» **STATED PROBLEM**
Copy out the entries below precisely; nothing is to be omitted.

» **INFORMATION SHOWN**
■ ■ ■

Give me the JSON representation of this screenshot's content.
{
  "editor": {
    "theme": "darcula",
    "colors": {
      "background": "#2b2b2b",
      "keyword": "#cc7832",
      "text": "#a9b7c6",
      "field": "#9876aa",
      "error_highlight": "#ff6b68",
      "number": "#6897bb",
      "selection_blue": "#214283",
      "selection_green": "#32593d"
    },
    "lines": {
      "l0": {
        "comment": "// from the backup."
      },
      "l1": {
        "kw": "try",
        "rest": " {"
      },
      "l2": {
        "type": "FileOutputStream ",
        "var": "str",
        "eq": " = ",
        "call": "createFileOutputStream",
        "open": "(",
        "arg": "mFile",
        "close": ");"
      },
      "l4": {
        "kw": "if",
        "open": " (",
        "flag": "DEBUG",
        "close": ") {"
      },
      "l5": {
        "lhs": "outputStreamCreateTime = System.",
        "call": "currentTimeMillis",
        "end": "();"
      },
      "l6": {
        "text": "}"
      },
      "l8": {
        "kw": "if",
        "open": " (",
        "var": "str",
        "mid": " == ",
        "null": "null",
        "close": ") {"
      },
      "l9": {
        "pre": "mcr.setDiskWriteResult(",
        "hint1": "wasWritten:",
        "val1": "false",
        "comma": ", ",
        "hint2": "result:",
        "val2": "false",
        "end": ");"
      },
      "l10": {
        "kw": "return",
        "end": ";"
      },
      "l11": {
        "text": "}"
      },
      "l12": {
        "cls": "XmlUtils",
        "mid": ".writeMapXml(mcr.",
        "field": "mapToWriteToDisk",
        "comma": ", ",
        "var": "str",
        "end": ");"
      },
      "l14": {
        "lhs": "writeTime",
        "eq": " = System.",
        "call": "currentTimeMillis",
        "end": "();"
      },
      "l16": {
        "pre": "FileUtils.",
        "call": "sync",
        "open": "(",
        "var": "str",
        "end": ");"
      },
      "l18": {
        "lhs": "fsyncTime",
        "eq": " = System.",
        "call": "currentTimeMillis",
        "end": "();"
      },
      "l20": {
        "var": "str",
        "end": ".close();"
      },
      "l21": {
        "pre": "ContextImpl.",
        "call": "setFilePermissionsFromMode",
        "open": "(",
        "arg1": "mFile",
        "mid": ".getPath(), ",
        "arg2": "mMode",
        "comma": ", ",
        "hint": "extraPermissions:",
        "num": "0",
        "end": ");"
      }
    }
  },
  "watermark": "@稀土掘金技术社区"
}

■ ■ ■

» **EXERCISE ANSWER**
Give me the JSON representation of this screenshot's content.
{
  "editor": {
    "theme": "darcula",
    "colors": {
      "background": "#2b2b2b",
      "keyword": "#cc7832",
      "text": "#a9b7c6",
      "field": "#9876aa",
      "error_highlight": "#ff6b68",
      "number": "#6897bb",
      "selection_blue": "#214283",
      "selection_green": "#32593d"
    },
    "lines": {
      "l0": {
        "comment": "// from the backup."
      },
      "l1": {
        "kw": "try",
        "rest": " {"
      },
      "l2": {
        "type": "FileOutputStream ",
        "var": "str",
        "eq": " = ",
        "call": "createFileOutputStream",
        "open": "(",
        "arg": "mFile",
        "close": ");"
      },
      "l4": {
        "kw": "if",
        "open": " (",
        "flag": "DEBUG",
        "close": ") {"
      },
      "l5": {
        "lhs": "outputStreamCreateTime = System.",
        "call": "currentTimeMillis",
        "end": "();"
      },
      "l6": {
        "text": "}"
      },
      "l8": {
        "kw": "if",
        "open": " (",
        "var": "str",
        "mid": " == ",
        "null": "null",
        "close": ") {"
      },
      "l9": {
        "pre": "mcr.setDiskWriteResult(",
        "hint1": "wasWritten:",
        "val1": "false",
        "comma": ", ",
        "hint2": "result:",
        "val2": "false",
        "end": ");"
      },
      "l10": {
        "kw": "return",
        "end": ";"
      },
      "l11": {
        "text": "}"
      },
      "l12": {
        "cls": "XmlUtils",
        "mid": ".writeMapXml(mcr.",
        "field": "mapToWriteToDisk",
        "comma": ", ",
        "var": "str",
        "end": ");"
      },
      "l14": {
        "lhs": "writeTime",
        "eq": " = System.",
        "call": "currentTimeMillis",
        "end": "();"
      },
      "l16": {
        "pre": "FileUtils.",
        "call": "sync",
        "open": "(",
        "var": "str",
        "end": ");"
      },
      "l18": {
        "lhs": "fsyncTime",
        "eq": " = System.",
        "call": "currentTimeMillis",
        "end": "();"
      },
      "l20": {
        "var": "str",
        "end": ".close();"
      },
      "l21": {
        "pre": "ContextImpl.",
        "call": "setFilePermissionsFromMode",
        "open": "(",
        "arg1": "mFile",
        "mid": ".getPath(), ",
        "arg2": "mMode",
        "comma": ", ",
        "hint": "extraPermissions:",
        "num": "0",
        "end": ");"
      }
    }
  },
  "watermark": "@稀土掘金技术社区"
}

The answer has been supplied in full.